* [Supplied records]
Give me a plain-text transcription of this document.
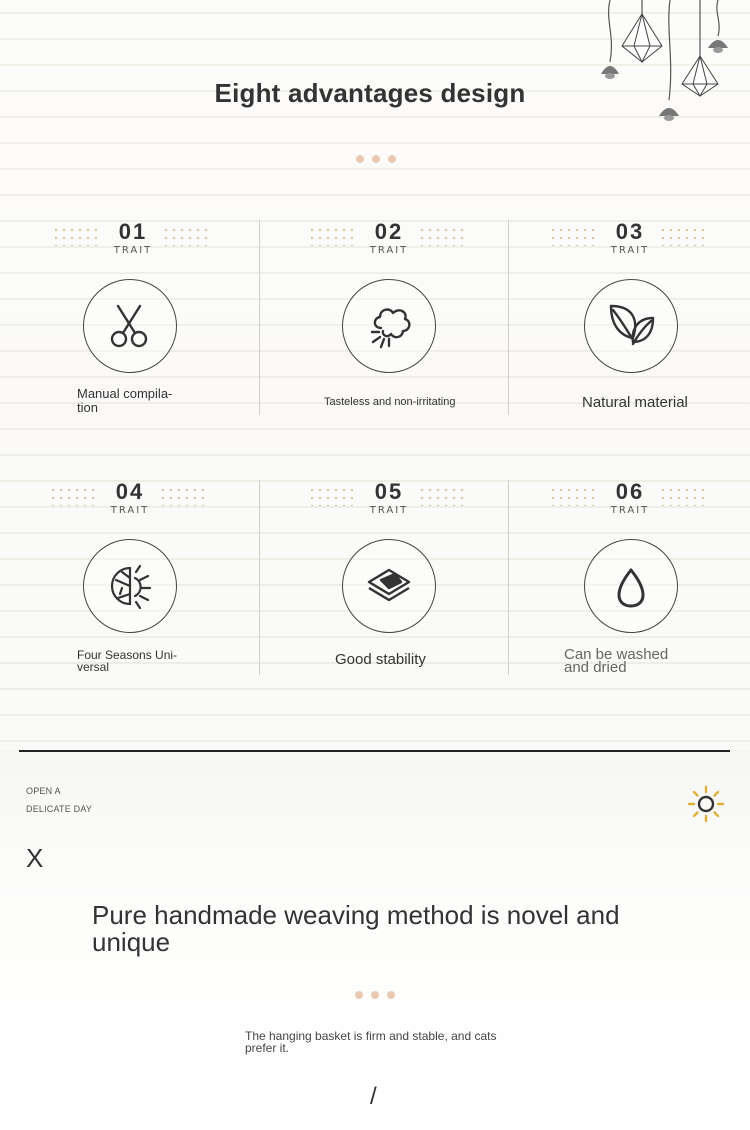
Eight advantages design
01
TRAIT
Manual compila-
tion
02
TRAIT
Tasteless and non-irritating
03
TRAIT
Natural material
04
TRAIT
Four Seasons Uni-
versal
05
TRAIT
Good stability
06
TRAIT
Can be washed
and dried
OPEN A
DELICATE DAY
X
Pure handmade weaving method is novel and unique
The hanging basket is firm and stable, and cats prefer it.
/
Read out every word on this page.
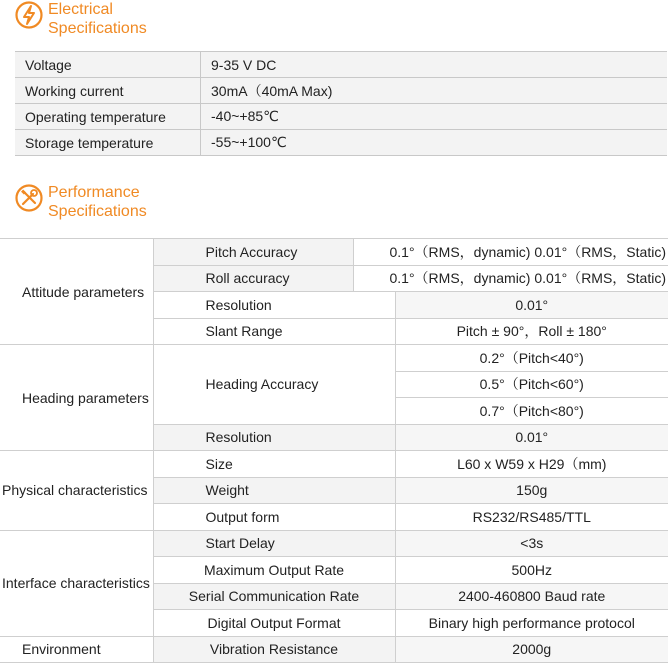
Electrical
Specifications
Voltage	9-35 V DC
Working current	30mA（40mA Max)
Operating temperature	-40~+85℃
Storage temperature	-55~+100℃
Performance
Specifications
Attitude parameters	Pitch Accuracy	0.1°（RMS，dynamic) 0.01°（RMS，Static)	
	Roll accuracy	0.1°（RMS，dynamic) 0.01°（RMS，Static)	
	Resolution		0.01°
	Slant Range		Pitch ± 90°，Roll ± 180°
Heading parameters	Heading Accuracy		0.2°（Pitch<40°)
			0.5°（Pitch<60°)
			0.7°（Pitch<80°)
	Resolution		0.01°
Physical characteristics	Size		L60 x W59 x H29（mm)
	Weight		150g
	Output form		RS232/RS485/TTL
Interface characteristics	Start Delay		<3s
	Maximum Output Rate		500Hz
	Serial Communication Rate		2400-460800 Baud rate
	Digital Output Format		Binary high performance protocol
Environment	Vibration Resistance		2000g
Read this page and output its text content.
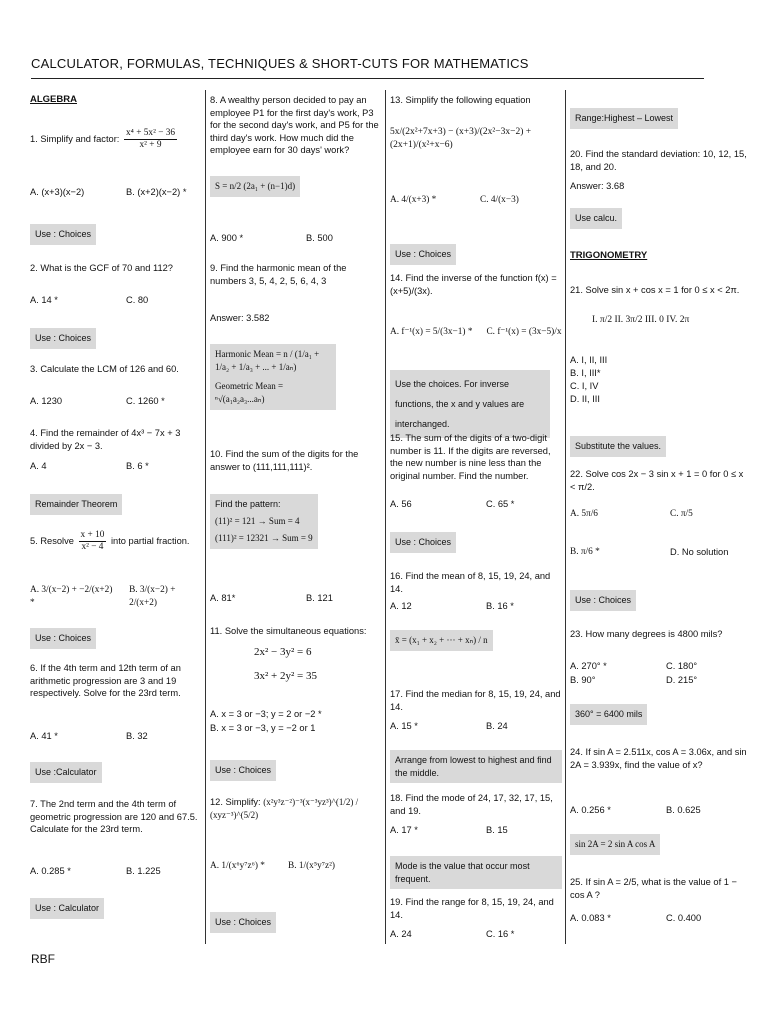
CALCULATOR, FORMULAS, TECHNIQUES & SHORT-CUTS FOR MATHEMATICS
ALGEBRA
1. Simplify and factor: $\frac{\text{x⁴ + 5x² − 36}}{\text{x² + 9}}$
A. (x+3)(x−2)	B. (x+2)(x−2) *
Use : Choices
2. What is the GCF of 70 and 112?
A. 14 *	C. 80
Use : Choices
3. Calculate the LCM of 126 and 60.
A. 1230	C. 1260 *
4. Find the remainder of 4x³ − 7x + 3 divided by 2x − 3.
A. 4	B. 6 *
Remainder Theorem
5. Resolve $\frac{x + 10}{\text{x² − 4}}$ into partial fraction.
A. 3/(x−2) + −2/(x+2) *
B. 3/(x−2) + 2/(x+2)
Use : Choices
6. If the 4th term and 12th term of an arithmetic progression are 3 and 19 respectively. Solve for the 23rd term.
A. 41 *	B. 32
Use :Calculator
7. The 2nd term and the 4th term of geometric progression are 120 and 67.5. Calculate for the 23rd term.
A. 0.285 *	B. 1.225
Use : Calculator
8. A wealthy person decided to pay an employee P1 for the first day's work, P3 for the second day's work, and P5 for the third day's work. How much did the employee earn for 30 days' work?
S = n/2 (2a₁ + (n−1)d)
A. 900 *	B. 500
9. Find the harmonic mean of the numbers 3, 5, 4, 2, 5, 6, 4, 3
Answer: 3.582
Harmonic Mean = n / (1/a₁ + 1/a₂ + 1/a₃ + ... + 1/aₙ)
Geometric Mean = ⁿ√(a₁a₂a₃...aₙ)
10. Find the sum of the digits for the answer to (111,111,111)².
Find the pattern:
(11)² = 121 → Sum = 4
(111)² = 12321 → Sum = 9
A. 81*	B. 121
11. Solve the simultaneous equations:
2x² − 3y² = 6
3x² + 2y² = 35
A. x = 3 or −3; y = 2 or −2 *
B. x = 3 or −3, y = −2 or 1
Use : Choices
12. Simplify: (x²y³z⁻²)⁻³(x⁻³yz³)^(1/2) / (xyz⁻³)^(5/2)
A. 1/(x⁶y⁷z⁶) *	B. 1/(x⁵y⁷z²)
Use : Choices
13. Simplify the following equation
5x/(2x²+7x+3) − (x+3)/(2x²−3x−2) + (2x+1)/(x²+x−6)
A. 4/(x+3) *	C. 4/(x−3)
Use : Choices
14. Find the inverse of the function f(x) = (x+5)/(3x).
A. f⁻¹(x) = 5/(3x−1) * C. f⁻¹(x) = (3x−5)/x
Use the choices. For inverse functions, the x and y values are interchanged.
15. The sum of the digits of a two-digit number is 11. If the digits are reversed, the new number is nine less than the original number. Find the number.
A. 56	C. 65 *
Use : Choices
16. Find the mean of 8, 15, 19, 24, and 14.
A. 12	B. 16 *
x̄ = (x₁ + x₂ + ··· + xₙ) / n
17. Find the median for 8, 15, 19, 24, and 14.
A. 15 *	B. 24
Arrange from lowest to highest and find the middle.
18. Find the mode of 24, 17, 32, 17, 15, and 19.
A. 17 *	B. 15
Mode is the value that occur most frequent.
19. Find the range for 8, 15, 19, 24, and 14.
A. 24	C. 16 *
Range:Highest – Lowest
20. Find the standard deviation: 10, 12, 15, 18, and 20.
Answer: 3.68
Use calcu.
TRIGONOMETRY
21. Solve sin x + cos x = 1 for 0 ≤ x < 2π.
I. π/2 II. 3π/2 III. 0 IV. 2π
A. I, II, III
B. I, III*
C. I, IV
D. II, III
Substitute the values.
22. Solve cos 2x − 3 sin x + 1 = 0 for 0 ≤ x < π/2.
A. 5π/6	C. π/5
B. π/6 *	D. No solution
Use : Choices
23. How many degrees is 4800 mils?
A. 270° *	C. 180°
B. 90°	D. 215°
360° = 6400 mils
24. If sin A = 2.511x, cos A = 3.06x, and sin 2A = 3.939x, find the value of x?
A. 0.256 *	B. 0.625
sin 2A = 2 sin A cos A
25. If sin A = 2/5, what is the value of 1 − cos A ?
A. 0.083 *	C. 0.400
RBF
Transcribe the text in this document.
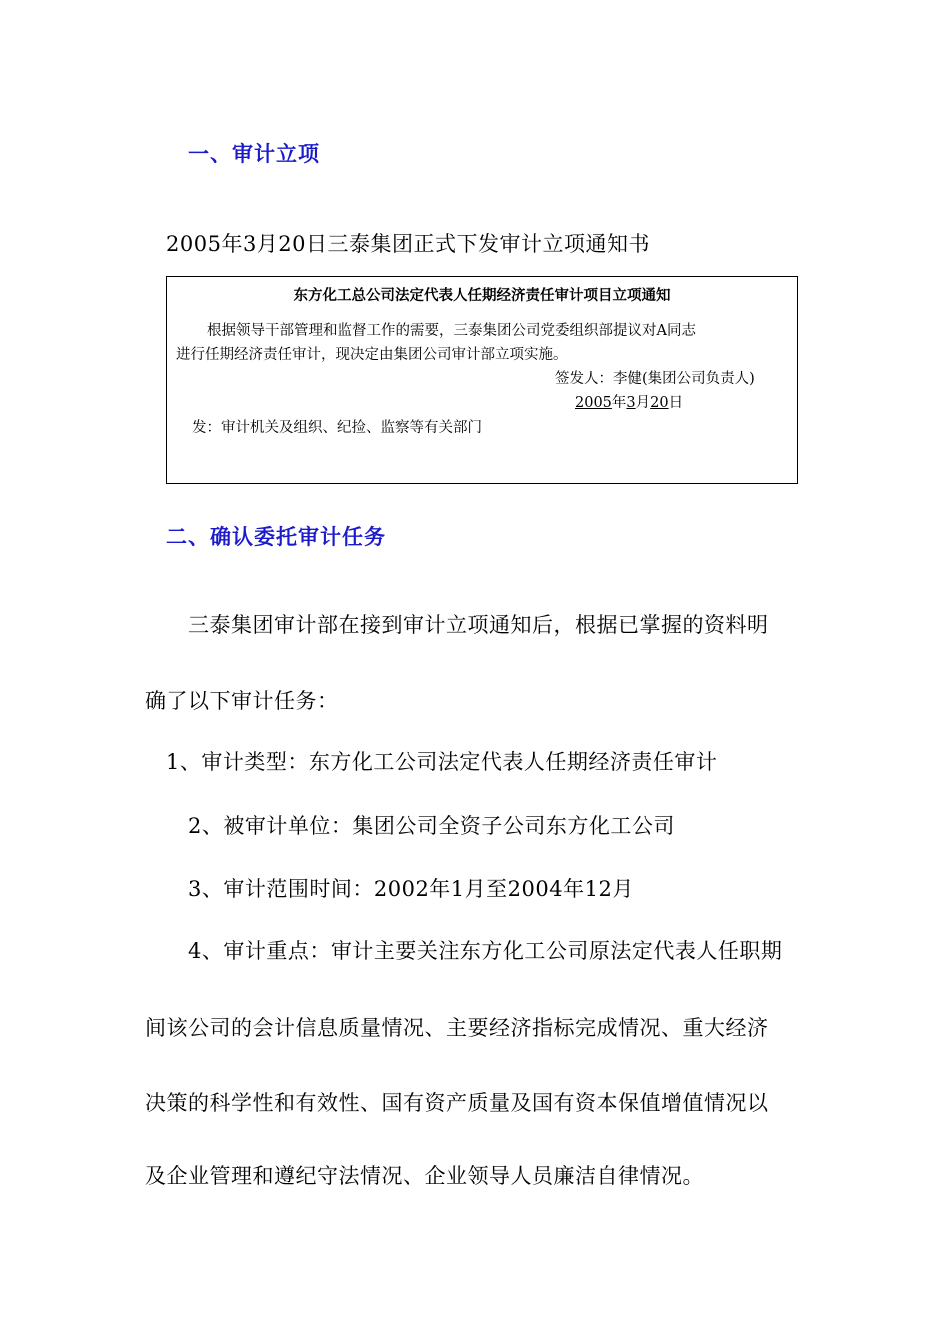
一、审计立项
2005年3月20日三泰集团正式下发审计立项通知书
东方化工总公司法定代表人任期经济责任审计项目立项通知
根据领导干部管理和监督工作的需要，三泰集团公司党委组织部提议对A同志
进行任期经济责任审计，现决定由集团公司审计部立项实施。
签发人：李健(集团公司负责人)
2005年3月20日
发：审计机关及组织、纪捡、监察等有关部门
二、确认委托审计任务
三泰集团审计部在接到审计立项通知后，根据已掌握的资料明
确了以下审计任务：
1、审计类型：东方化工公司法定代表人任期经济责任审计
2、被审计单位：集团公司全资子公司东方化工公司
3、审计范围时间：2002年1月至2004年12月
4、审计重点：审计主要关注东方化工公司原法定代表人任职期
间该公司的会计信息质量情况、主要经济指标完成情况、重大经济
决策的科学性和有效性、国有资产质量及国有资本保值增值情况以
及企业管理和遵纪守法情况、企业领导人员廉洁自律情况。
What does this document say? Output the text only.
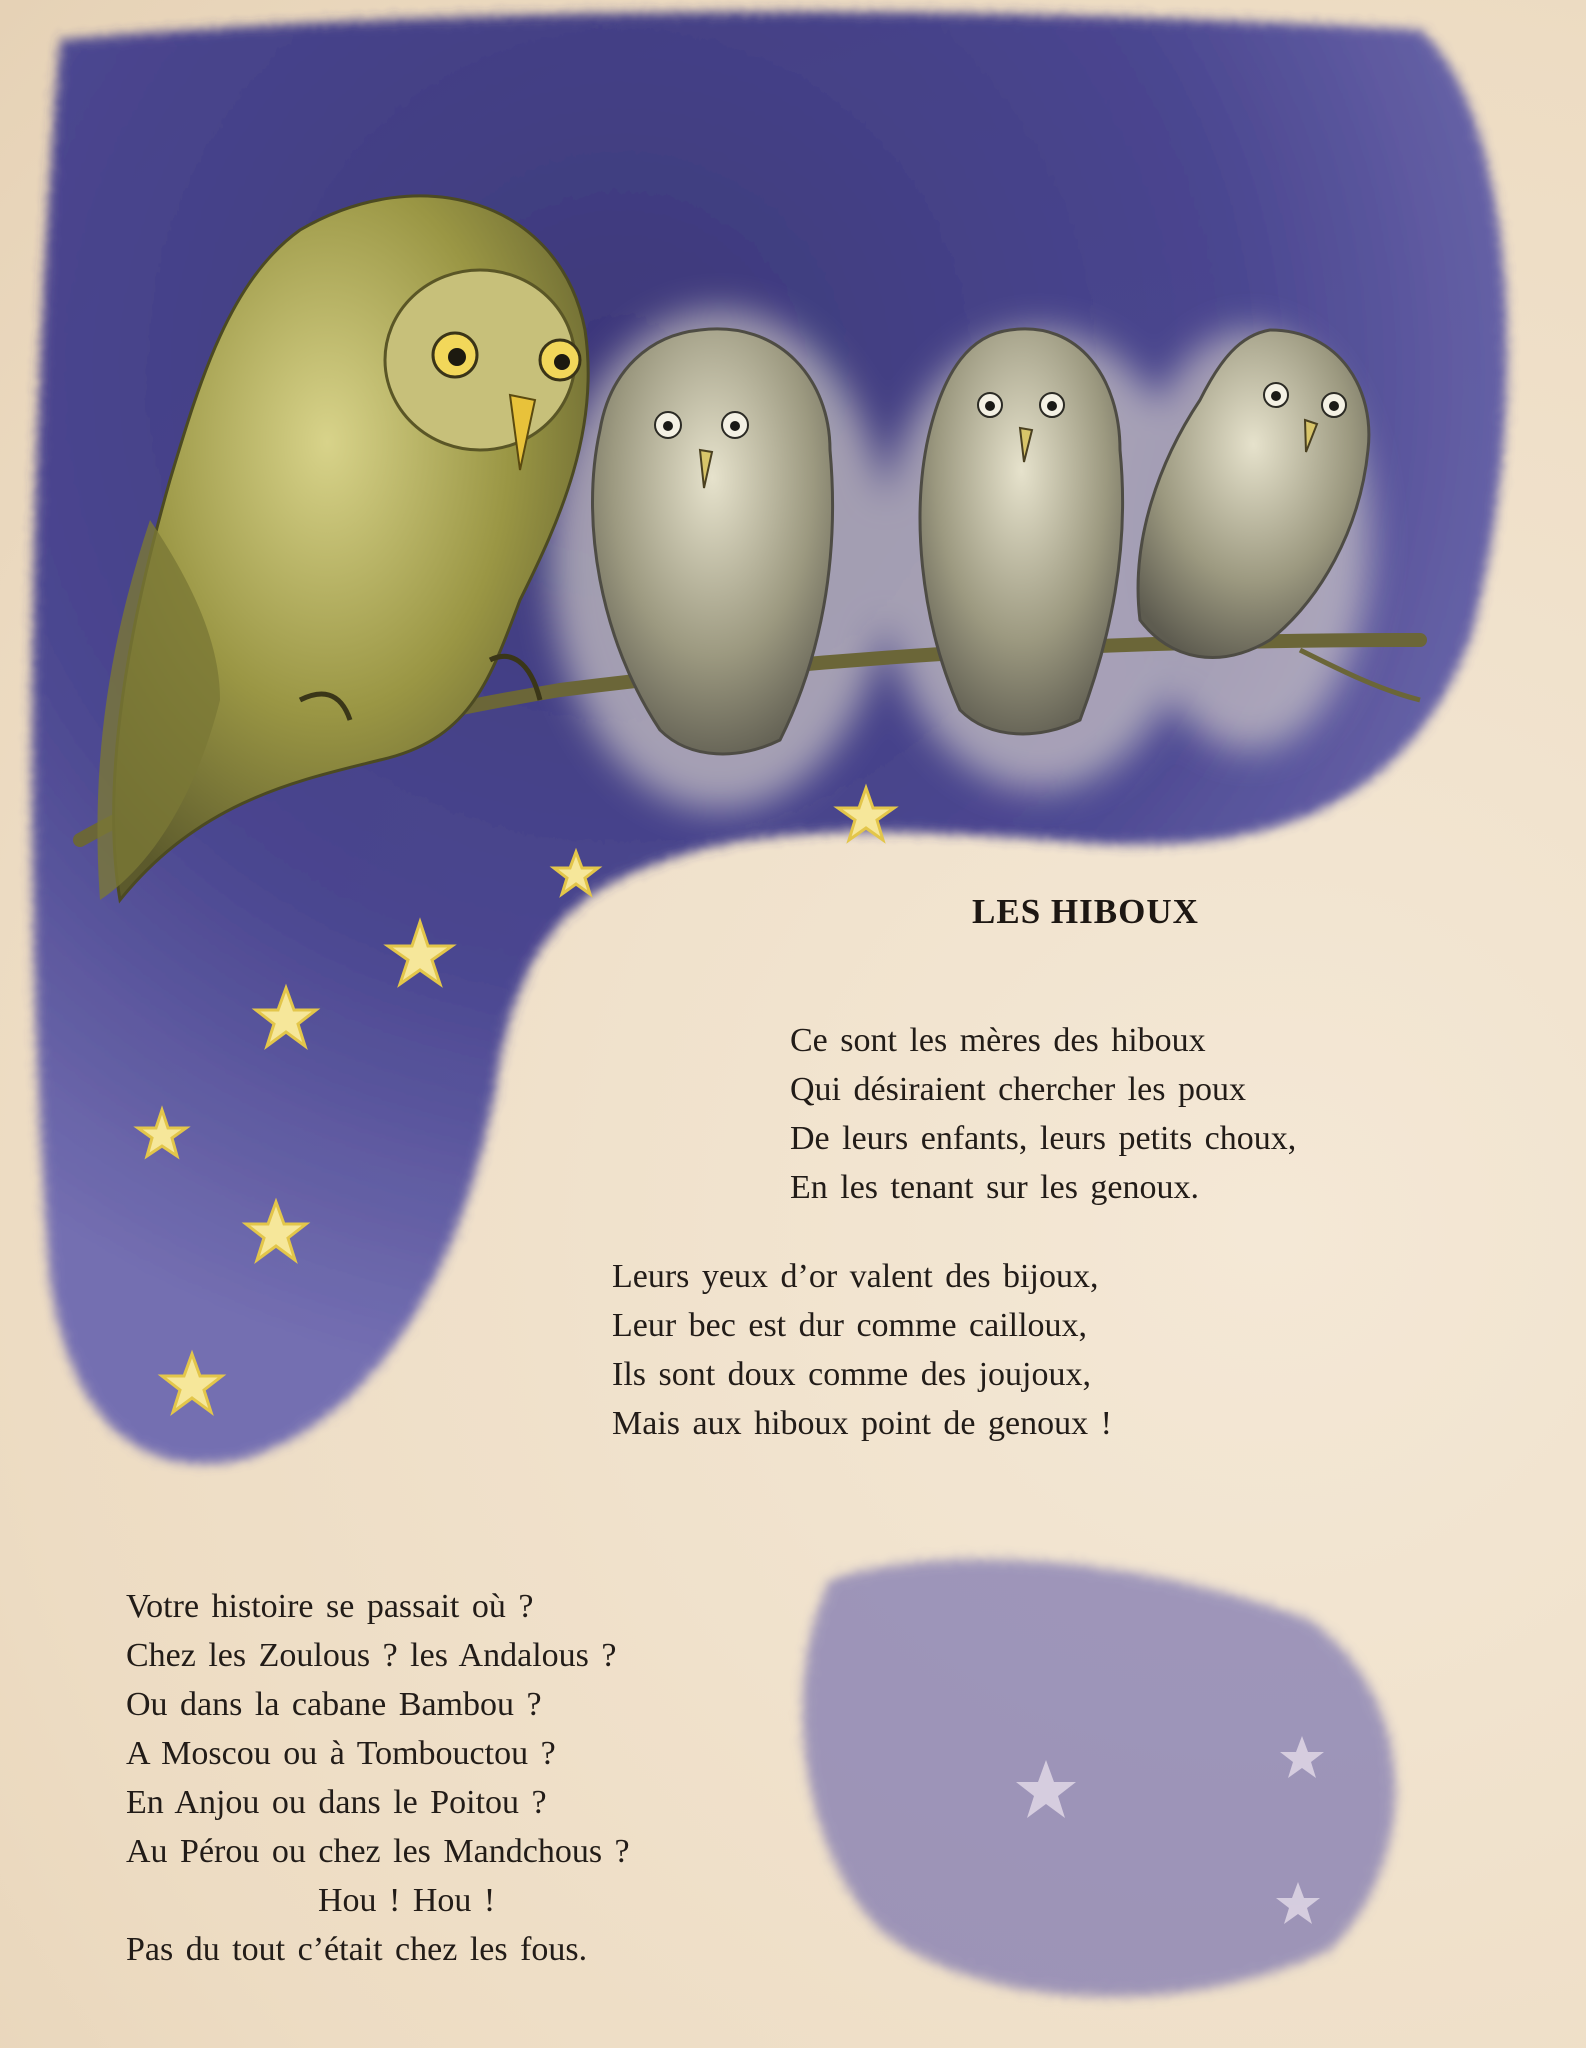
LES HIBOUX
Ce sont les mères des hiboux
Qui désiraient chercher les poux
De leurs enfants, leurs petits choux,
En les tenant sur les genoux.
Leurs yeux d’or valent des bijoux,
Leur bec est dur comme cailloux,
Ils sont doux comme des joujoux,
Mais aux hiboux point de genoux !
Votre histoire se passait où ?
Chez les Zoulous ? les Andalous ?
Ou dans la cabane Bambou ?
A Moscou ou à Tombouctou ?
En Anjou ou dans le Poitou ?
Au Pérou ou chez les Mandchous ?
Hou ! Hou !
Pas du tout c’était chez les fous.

* [Problem statement] Look through the material and say how many lines hold "sont". Give the number only.

* [Output] 2